## START Data for this exercise

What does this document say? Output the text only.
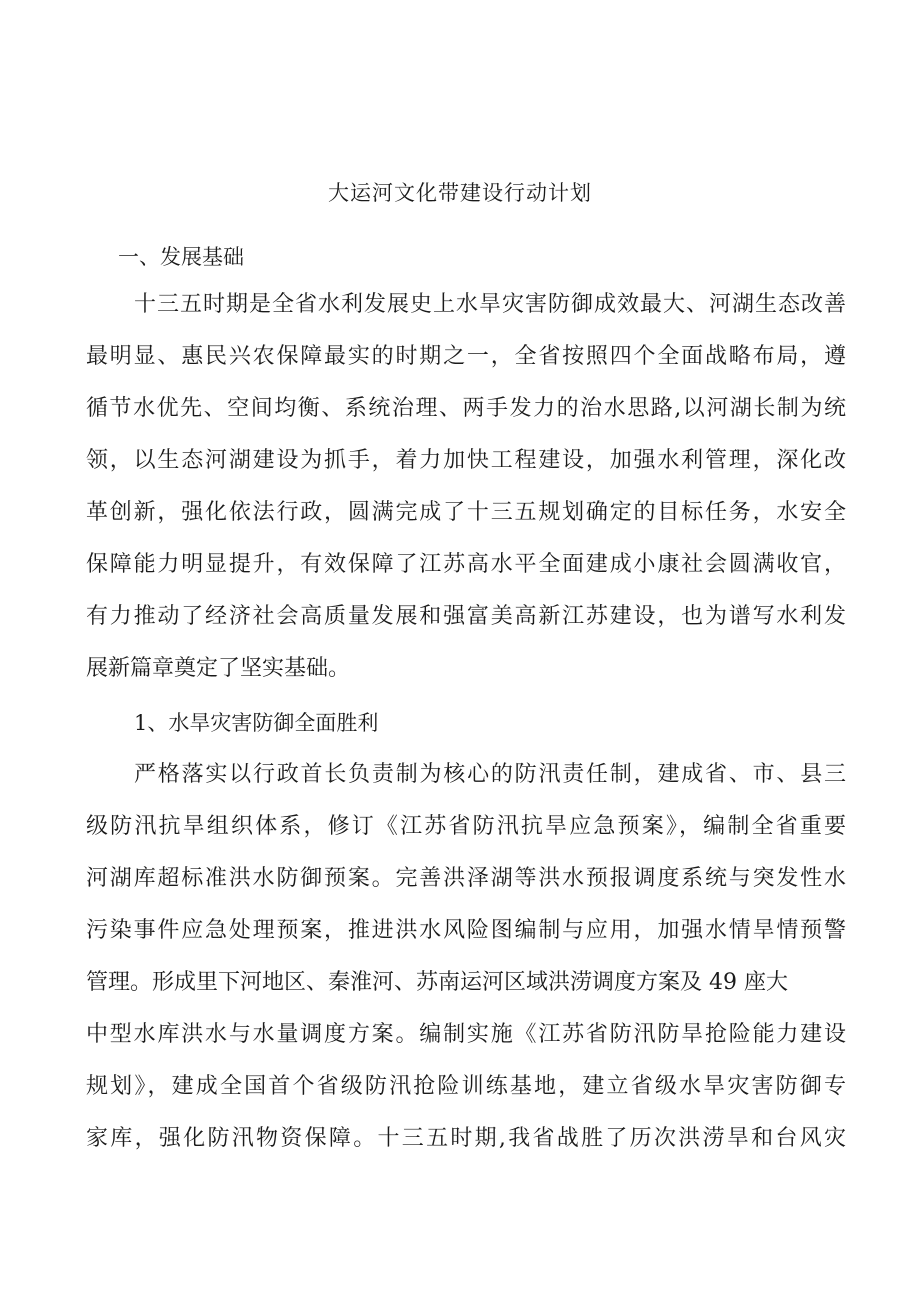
大运河文化带建设行动计划
一、发展基础
十三五时期是全省水利发展史上水旱灾害防御成效最大、河湖生态改善
最明显、惠民兴农保障最实的时期之一，全省按照四个全面战略布局，遵
循节水优先、空间均衡、系统治理、两手发力的治水思路,以河湖长制为统
领，以生态河湖建设为抓手，着力加快工程建设，加强水利管理，深化改
革创新，强化依法行政，圆满完成了十三五规划确定的目标任务，水安全
保障能力明显提升，有效保障了江苏高水平全面建成小康社会圆满收官，
有力推动了经济社会高质量发展和强富美高新江苏建设，也为谱写水利发
展新篇章奠定了坚实基础。
1、水旱灾害防御全面胜利
严格落实以行政首长负责制为核心的防汛责任制，建成省、市、县三
级防汛抗旱组织体系，修订《江苏省防汛抗旱应急预案》，编制全省重要
河湖库超标准洪水防御预案。完善洪泽湖等洪水预报调度系统与突发性水
污染事件应急处理预案，推进洪水风险图编制与应用，加强水情旱情预警
管理。形成里下河地区、秦淮河、苏南运河区域洪涝调度方案及 49 座大
中型水库洪水与水量调度方案。编制实施《江苏省防汛防旱抢险能力建设
规划》，建成全国首个省级防汛抢险训练基地，建立省级水旱灾害防御专
家库，强化防汛物资保障。十三五时期,我省战胜了历次洪涝旱和台风灾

## END Data for this exercise

Goal
Exactly as written, return every line of the listing, but not the pictures.

Answer to this exercise
What does this document say? Output the text only.
大运河文化带建设行动计划
一、发展基础
十三五时期是全省水利发展史上水旱灾害防御成效最大、河湖生态改善
最明显、惠民兴农保障最实的时期之一，全省按照四个全面战略布局，遵
循节水优先、空间均衡、系统治理、两手发力的治水思路,以河湖长制为统
领，以生态河湖建设为抓手，着力加快工程建设，加强水利管理，深化改
革创新，强化依法行政，圆满完成了十三五规划确定的目标任务，水安全
保障能力明显提升，有效保障了江苏高水平全面建成小康社会圆满收官，
有力推动了经济社会高质量发展和强富美高新江苏建设，也为谱写水利发
展新篇章奠定了坚实基础。
1、水旱灾害防御全面胜利
严格落实以行政首长负责制为核心的防汛责任制，建成省、市、县三
级防汛抗旱组织体系，修订《江苏省防汛抗旱应急预案》，编制全省重要
河湖库超标准洪水防御预案。完善洪泽湖等洪水预报调度系统与突发性水
污染事件应急处理预案，推进洪水风险图编制与应用，加强水情旱情预警
管理。形成里下河地区、秦淮河、苏南运河区域洪涝调度方案及 49 座大
中型水库洪水与水量调度方案。编制实施《江苏省防汛防旱抢险能力建设
规划》，建成全国首个省级防汛抢险训练基地，建立省级水旱灾害防御专
家库，强化防汛物资保障。十三五时期,我省战胜了历次洪涝旱和台风灾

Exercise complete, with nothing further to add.